=== Extrait retenu ===
- - -

Le critique distingué, biographe de talent et homme de lettres influent titre : « My tanslator is not rich » et reprend les résultats de l'enquête réalisée par l'ATLF (Association des Traducteurs littéraires de France) « auprès de 166 traducteurs » et « à partir d’un échantillon de 415 contrats signés au cours de l’année 2006 pour des traductions en français qui permet d'établir le tableau comparatif des tarifs pratiqués en moyenne dans l’édition (montants bruts en euros par feuillet de 25 lignes de 60 signes) : anglais : 19 à 21,50 € ; allemand/ italien/ espagnol : 21,50 à 22,50 € ; autres langues : 21,50 à 23,50 € ».

Le traducteur du chinois - comme celui du japonais, du vietnamien, du thaï, du coréen ... -, recevrait donc un traitement avantageux ! Une question me vient à l'esprit : cette fourchette correspond-elle à la réalité ? Je vous encourage évidemment à laisser ici vos commentaires, mais aussi à lire ceux qui se sont attachés au billet de Pierre Assouline (plus de 40 au moment où j'écris). Celui laissé par odradek, le 06 octobre 2007 à 02:11, ne manque pas d'humour : « C’est par cher payé pour tous ces traîtres… ».

- - -

=== Matériel fourni ===

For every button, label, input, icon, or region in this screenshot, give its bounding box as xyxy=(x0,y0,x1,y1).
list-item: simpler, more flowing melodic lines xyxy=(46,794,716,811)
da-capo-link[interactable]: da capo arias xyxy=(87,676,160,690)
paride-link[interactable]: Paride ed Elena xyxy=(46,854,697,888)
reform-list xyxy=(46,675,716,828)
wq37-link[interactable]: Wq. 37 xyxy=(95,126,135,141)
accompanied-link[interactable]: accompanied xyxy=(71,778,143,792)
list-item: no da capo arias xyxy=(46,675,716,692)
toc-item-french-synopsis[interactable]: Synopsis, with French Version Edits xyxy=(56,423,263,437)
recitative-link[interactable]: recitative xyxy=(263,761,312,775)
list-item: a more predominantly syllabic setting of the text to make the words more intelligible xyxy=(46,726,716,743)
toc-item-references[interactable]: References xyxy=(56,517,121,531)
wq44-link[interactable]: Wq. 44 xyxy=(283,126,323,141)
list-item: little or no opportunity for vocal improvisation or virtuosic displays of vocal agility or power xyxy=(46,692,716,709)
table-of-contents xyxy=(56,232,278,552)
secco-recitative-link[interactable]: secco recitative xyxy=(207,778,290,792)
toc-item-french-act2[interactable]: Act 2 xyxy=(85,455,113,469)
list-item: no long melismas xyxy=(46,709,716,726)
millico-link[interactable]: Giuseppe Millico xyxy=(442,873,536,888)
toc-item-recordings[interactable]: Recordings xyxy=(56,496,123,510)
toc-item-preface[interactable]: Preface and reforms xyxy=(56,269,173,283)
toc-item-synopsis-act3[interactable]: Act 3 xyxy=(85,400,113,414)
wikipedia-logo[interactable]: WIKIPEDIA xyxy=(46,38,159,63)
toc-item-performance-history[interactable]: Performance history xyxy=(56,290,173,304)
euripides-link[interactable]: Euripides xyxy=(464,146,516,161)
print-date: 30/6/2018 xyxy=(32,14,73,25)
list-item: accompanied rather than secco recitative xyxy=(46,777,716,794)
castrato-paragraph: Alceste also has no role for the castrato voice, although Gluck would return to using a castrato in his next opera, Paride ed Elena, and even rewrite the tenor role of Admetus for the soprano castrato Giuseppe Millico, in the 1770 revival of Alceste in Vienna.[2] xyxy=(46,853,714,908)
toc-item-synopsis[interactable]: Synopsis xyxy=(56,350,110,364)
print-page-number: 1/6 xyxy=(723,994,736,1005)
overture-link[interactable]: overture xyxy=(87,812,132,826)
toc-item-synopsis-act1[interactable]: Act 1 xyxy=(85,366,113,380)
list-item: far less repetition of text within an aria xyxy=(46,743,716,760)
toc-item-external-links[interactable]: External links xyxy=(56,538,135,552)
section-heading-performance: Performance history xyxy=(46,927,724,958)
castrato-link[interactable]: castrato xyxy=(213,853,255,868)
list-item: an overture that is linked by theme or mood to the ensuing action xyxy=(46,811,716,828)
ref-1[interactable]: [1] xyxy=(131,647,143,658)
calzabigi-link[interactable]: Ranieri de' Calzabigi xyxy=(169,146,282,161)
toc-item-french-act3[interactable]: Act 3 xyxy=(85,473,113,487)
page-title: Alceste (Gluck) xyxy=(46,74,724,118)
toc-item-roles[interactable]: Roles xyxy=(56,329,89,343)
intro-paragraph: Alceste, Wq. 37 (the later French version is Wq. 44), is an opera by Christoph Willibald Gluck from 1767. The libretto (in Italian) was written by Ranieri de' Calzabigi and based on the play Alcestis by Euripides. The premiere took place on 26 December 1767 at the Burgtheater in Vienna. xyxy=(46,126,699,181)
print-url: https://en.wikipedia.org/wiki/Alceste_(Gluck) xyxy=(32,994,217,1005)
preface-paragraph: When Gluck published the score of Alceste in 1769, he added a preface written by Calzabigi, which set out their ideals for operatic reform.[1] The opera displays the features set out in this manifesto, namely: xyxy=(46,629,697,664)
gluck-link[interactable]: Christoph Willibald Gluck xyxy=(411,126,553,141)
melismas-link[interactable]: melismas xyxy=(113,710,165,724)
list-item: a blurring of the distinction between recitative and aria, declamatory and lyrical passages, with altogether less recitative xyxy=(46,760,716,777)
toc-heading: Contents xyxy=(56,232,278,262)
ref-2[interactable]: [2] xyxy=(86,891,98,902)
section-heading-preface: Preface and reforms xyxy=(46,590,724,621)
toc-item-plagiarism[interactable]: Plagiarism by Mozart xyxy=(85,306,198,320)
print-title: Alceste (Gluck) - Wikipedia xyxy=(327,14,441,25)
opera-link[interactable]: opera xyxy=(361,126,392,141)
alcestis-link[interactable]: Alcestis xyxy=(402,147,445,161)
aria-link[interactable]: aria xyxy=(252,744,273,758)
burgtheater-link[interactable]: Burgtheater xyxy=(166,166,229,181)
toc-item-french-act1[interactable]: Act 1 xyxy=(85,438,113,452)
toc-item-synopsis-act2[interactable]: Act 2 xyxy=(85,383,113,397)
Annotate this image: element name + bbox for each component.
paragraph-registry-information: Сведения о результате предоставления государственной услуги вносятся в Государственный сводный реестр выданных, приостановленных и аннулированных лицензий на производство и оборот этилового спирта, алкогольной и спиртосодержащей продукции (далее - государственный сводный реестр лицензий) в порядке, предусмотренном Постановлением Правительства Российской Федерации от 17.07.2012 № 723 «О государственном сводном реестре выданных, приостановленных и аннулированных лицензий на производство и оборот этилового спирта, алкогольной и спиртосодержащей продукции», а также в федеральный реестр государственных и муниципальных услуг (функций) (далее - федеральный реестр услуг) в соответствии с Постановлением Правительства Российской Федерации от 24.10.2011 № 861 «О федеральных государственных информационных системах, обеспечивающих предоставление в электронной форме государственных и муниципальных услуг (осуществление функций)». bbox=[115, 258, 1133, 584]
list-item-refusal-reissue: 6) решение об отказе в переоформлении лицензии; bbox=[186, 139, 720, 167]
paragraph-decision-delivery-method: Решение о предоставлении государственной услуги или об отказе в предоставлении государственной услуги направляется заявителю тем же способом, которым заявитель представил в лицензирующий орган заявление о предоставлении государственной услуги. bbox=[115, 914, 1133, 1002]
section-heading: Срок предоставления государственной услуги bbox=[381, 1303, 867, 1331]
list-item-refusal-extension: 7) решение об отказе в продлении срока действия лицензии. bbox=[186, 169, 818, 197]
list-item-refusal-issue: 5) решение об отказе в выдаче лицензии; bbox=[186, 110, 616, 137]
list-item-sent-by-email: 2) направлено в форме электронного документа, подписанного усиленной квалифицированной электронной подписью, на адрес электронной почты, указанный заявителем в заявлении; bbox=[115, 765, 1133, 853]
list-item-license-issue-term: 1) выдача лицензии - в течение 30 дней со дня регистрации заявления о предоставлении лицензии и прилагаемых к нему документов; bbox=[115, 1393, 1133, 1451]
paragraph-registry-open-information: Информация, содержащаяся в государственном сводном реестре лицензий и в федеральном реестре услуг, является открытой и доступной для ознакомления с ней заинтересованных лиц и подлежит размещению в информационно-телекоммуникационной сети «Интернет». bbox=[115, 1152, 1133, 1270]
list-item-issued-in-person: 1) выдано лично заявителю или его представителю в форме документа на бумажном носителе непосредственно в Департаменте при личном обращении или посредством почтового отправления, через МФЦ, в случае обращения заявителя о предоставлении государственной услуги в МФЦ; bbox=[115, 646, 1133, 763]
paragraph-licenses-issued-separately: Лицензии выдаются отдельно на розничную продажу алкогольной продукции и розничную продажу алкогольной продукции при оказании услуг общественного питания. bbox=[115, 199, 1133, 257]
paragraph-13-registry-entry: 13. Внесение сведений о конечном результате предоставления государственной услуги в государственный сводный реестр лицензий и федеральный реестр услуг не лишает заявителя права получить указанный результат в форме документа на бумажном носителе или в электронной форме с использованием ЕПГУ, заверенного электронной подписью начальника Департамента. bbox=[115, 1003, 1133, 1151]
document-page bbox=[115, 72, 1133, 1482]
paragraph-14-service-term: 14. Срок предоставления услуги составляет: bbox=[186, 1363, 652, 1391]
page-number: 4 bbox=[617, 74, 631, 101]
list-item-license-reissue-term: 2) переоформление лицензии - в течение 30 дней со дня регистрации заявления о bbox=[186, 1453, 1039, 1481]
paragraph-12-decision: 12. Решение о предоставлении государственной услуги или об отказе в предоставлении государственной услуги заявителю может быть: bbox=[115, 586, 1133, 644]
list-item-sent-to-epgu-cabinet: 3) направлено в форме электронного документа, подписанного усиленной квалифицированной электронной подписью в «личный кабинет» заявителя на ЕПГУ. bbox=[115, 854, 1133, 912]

- - -

=== Consignes ===
**a)** Pour chacune des affirmations (i), (ii) et (iii), dites si elle s'accorde avec l'extrait sur la rémunération des traducteurs, en répondant par oui ou non et en citant exactement les mots de l'extrait qui tranchent. (i) L'enquête de l'ATLF s'appuie sur des contrats signés en 2006. (ii) Selon le tableau, la traduction de l'anglais est la mieux payée. (iii) Le commentaire d'odradek a été laissé le 6 octobre 2007.
**b)** Poursuivez l'extrait sur la rémunération des traducteurs à partir de sa dernière phrase.
Les items ne servent à rien ici.

=== Réponses numérotées ===
**a)**
(i) Oui : « à partir d’un échantillon de 415 contrats signés au cours de l’année 2006 ».
(ii) Non : « anglais : 19 à 21,50 € » contre « autres langues : 21,50 à 23,50 € ».
(iii) Oui : « le 06 octobre 2007 à 02:11 ».

**b)**
2. Mise en abîme.

Toujours dans le même blog et à propos du billet « ‘Borges ? Intraduisible’ etc. » (27/09/07) dans lequel il est question du manque de clairvoyance des éditeurs et/ou de leur bonne étoile, Tai Foutu, le signataire anonyme d'un des 361 commentaires, écrit :
« En refusant de publier La Montagne de l’âme de Gao Xingjian (Nobel 2000), Gallimard, Le Seuil, Picquier et tant d’autres, avaient peut-être raison. En acceptant de publier l’ouvrage, l’Aube offrait à l’écrivain une chance d’obtenir « le » Prix. La politique fit le reste. L’avenir jugera. »
Voilà qui appelle un commentaire, n'est-ce-pas ?


3. Là-haut sur la montagne !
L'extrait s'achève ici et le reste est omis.